DIRECTION A =
The passage on refinery degradation modeling presents high-level analytics on the reformer dataset before the machine learning results. In one to three sentences, explain the two reasons the text gives for doing so.

PASSAGE SHOWN =
━━━

Published by Callum O'Reilly,
The ability to make smart, efficient, data-driven reliability decisions separates top performing refineries from the rest of their peers. While most refineries have access to more data now than they have ever had before, many refineries still struggle to make confident reliability decisions because they are overloaded with data and do not have the correct systems in place to analyse that data. Additionally, many refineries store their data across a multitude of disparate systems, making it more difficult to leverage this data when making critical asset management and capital investment decisions.
In an effort to help refineries better understand how they can leverage data to more accurately predict asset health and reliability threats, Pinnacle’s Research and Development team recently completed a study in which a data-driven approach was applied to modeling degradation and compared to current industry standard practices. Improving both the accuracy and precision of asset degradation modeling can have a profound impact on the results and recommendations output for reliability management and performance optimisation of Risk-Based Inspection (RBI) programs.
In this study, Pinnacle utilised a data-driven model that leveraged machine learning (ML) techniques to predict degradation rates and associated variability for a select set of assets from a dataset of reformer units. The model was fed large amounts of pertinent data including asset attributes, operating conditions, process stream data, inspection history, and other commonly available data to predict degradation. The results of the study showed that Pinnacle’s ML model was able to predict degradation rates and associated variability with a higher level of accuracy compared to existing industry standard practice and subject-matter expert (SME) estimation.
Before diving into the results of the ML model, it is useful to show some high-level analytics regarding Pinnacle’s dataset on reformer degradation. First, the analytics validate the company’s approach by showing that the dataset is sensible and the general trends that are observed match expectation. Second, the analytics illustrate the diversity observed in the collected data, which was ultimately leveraged by the ML model in order to make more accurate degradation predictions.
Degradation rate by operator/site:
Degradation rates naturally vary between different operators and their individual sites. In this study, the average degradation rate for the reformer dataset is calculated for each CML in the dataset. The variance of degradation rates across different companies and sites is illustrated in Figure 1, colour coded by operator.
Figure 1: Boxplot of degradation rate by operator and site.
As seen in Figure 1, most sites experience degradation rates less than 5 mils/yr for a majority of assets but also tend to have heavy tails that extend above 10 mils/yr, and in some cases 20 mils/yr. Note that Operator 1, overall, has much higher degradation rates than the other operators, such as Operator 3 or Operator 8. There is also significant variability across different sites of the same operator.
Additional insights regarding the variability in degradation rate can be gained by casting the analysis as a density plot as seen in Figure 2.

━━━

(Records from a data collection)
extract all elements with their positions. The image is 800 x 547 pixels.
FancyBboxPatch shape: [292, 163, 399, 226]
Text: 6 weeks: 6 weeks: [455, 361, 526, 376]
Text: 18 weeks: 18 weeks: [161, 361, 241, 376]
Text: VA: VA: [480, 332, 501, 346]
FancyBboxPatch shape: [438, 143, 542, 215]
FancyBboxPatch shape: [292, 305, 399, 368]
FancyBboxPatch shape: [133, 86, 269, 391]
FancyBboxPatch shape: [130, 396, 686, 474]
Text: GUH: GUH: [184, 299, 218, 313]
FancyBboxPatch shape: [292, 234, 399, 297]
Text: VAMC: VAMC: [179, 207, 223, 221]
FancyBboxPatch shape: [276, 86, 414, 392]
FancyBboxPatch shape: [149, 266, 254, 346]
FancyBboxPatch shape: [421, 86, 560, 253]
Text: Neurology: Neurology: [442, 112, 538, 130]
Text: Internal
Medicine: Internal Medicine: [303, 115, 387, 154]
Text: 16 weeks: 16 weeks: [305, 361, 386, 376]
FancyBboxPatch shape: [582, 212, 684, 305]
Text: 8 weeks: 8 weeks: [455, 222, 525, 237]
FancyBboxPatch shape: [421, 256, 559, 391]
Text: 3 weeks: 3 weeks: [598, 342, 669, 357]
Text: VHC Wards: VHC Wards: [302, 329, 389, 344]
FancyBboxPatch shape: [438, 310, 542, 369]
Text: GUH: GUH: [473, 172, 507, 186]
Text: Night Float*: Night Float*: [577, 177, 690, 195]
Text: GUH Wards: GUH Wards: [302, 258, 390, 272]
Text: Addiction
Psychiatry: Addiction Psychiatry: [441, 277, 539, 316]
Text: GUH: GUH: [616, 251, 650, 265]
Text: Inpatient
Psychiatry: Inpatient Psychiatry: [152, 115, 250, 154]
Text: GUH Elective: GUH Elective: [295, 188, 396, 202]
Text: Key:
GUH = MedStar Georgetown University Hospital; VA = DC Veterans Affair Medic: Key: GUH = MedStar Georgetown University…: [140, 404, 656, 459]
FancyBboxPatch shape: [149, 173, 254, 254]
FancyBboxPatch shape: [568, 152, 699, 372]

━━━

DIRECTION B =
Output the records from their first line through the line that contains "Text: 3 weeks: 3 weeks: [598, 342, 669, 357]", copying each of those lines without any change.

FINAL ANSWER A =
The analytics validate the company's approach by showing that the dataset is sensible and that the general trends observed match expectation. They also illustrate the diversity in the collected data, which the machine learning model ultimately leveraged to make more accurate degradation predictions.

FINAL ANSWER B =
extract all elements with their positions. The image is 800 x 547 pixels.
FancyBboxPatch shape: [292, 163, 399, 226]
Text: 6 weeks: 6 weeks: [455, 361, 526, 376]
Text: 18 weeks: 18 weeks: [161, 361, 241, 376]
Text: VA: VA: [480, 332, 501, 346]
FancyBboxPatch shape: [438, 143, 542, 215]
FancyBboxPatch shape: [292, 305, 399, 368]
FancyBboxPatch shape: [133, 86, 269, 391]
FancyBboxPatch shape: [130, 396, 686, 474]
Text: GUH: GUH: [184, 299, 218, 313]
FancyBboxPatch shape: [292, 234, 399, 297]
Text: VAMC: VAMC: [179, 207, 223, 221]
FancyBboxPatch shape: [276, 86, 414, 392]
FancyBboxPatch shape: [149, 266, 254, 346]
FancyBboxPatch shape: [421, 86, 560, 253]
Text: Neurology: Neurology: [442, 112, 538, 130]
Text: Internal
Medicine: Internal Medicine: [303, 115, 387, 154]
Text: 16 weeks: 16 weeks: [305, 361, 386, 376]
FancyBboxPatch shape: [582, 212, 684, 305]
Text: 8 weeks: 8 weeks: [455, 222, 525, 237]
FancyBboxPatch shape: [421, 256, 559, 391]
Text: 3 weeks: 3 weeks: [598, 342, 669, 357]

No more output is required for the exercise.